■ EXERCISE DETAILS
Set down each entry exactly as given; pictures should not appear in the copy.

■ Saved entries
-=-=-

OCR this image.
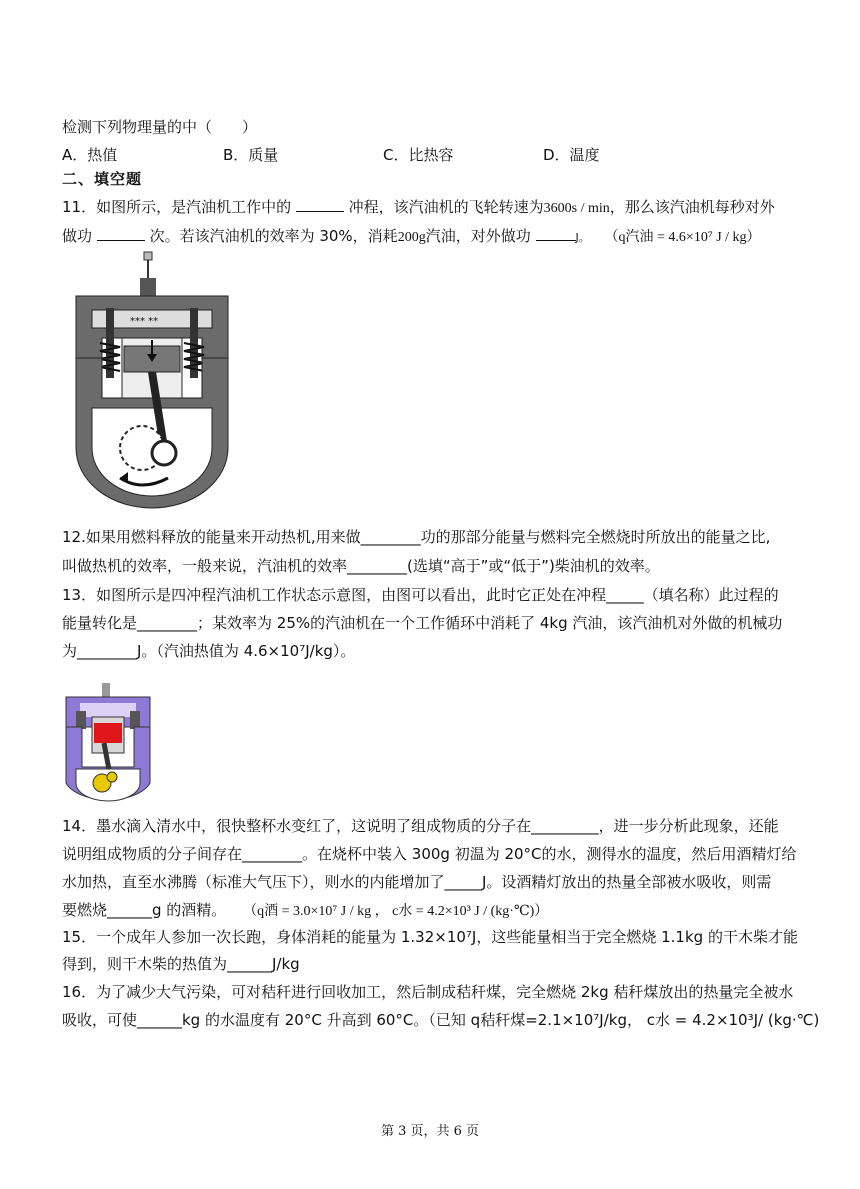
检测下列物理量的中（　　）
A．热值	B．质量	C．比热容	D．温度
二、填空题
11．如图所示，是汽油机工作中的	冲程，该汽油机的飞轮转速为3600s / min，那么该汽油机每秒对外
做功	次。若该汽油机的效率为 30%，消耗200g汽油，对外做功	J。 （q汽油 = 4.6×10⁷ J / kg）
*** **
12.如果用燃料释放的能量来开动热机,用来做________功的那部分能量与燃料完全燃烧时所放出的能量之比,
叫做热机的效率，一般来说，汽油机的效率________(选填“高于”或“低于”)柴油机的效率。
13．如图所示是四冲程汽油机工作状态示意图，由图可以看出，此时它正处在冲程_____（填名称）此过程的
能量转化是________；某效率为 25%的汽油机在一个工作循环中消耗了 4kg 汽油，该汽油机对外做的机械功
为________J。（汽油热值为 4.6×10⁷J/kg）。
14．墨水滴入清水中，很快整杯水变红了，这说明了组成物质的分子在_________，进一步分析此现象，还能
说明组成物质的分子间存在________。在烧杯中装入 300g 初温为 20°C的水，测得水的温度，然后用酒精灯给
水加热，直至水沸腾（标准大气压下），则水的内能增加了_____J。设酒精灯放出的热量全部被水吸收，则需
要燃烧______g 的酒精。 （q酒 = 3.0×10⁷ J / kg ， c水 = 4.2×10³ J / (kg·℃)）
15．一个成年人参加一次长跑，身体消耗的能量为 1.32×10⁷J，这些能量相当于完全燃烧 1.1kg 的干木柴才能
得到，则干木柴的热值为______J/kg
16．为了减少大气污染，可对秸秆进行回收加工，然后制成秸秆煤，完全燃烧 2kg 秸秆煤放出的热量完全被水
吸收，可使______kg 的水温度有 20°C 升高到 60°C。（已知 q秸秆煤=2.1×10⁷J/kg， c水 = 4.2×10³J/ (kg·℃)
第 3 页，共 6 页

-=-=-

■ OUTPUT FOR THIS TASK
OCR this image.
检测下列物理量的中（　　）
A．热值	B．质量	C．比热容	D．温度
二、填空题
11．如图所示，是汽油机工作中的	冲程，该汽油机的飞轮转速为3600s / min，那么该汽油机每秒对外
做功	次。若该汽油机的效率为 30%，消耗200g汽油，对外做功	J。 （q汽油 = 4.6×10⁷ J / kg）
*** **
12.如果用燃料释放的能量来开动热机,用来做________功的那部分能量与燃料完全燃烧时所放出的能量之比,
叫做热机的效率，一般来说，汽油机的效率________(选填“高于”或“低于”)柴油机的效率。
13．如图所示是四冲程汽油机工作状态示意图，由图可以看出，此时它正处在冲程_____（填名称）此过程的
能量转化是________；某效率为 25%的汽油机在一个工作循环中消耗了 4kg 汽油，该汽油机对外做的机械功
为________J。（汽油热值为 4.6×10⁷J/kg）。
14．墨水滴入清水中，很快整杯水变红了，这说明了组成物质的分子在_________，进一步分析此现象，还能
说明组成物质的分子间存在________。在烧杯中装入 300g 初温为 20°C的水，测得水的温度，然后用酒精灯给
水加热，直至水沸腾（标准大气压下），则水的内能增加了_____J。设酒精灯放出的热量全部被水吸收，则需
要燃烧______g 的酒精。 （q酒 = 3.0×10⁷ J / kg ， c水 = 4.2×10³ J / (kg·℃)）
15．一个成年人参加一次长跑，身体消耗的能量为 1.32×10⁷J，这些能量相当于完全燃烧 1.1kg 的干木柴才能
得到，则干木柴的热值为______J/kg
16．为了减少大气污染，可对秸秆进行回收加工，然后制成秸秆煤，完全燃烧 2kg 秸秆煤放出的热量完全被水
吸收，可使______kg 的水温度有 20°C 升高到 60°C。（已知 q秸秆煤=2.1×10⁷J/kg， c水 = 4.2×10³J/ (kg·℃)
第 3 页，共 6 页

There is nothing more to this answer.